To be done: Copy whichever lines contain the string "Team".

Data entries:
BEGIN

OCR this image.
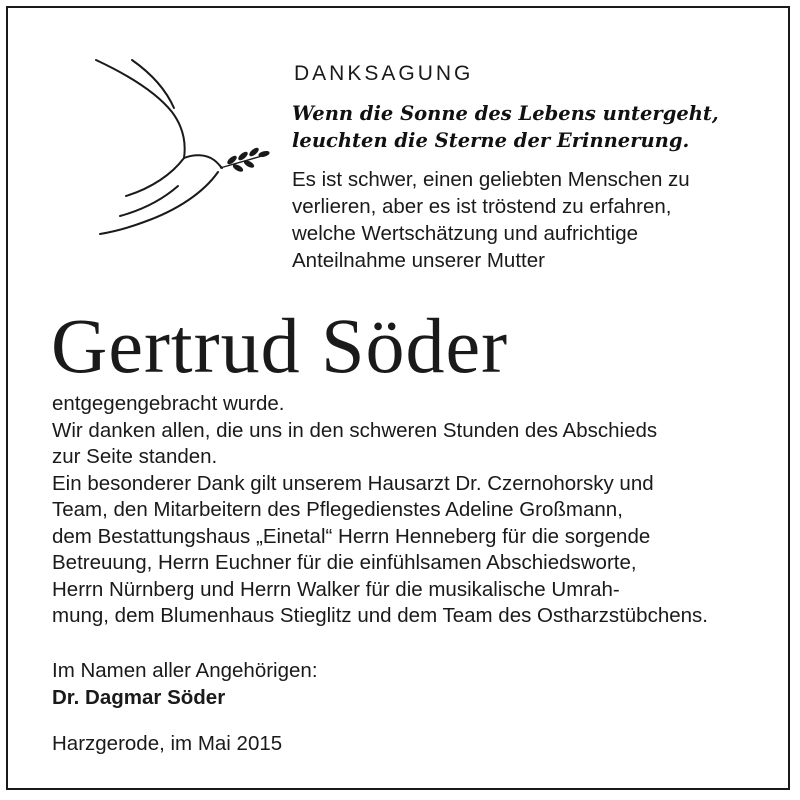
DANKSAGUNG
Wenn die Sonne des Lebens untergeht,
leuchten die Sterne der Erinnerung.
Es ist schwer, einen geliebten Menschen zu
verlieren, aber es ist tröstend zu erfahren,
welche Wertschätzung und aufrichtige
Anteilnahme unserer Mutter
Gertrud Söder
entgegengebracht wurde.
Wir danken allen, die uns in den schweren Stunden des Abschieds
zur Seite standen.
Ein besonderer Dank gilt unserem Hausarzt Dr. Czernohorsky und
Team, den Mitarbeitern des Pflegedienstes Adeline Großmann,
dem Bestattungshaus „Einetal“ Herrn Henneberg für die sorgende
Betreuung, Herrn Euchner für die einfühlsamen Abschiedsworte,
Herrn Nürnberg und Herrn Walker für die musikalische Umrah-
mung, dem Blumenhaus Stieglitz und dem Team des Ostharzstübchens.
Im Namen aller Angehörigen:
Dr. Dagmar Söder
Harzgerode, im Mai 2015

END

Task output:
Team, den Mitarbeitern des Pflegedienstes Adeline Großmann,
mung, dem Blumenhaus Stieglitz und dem Team des Ostharzstübchens.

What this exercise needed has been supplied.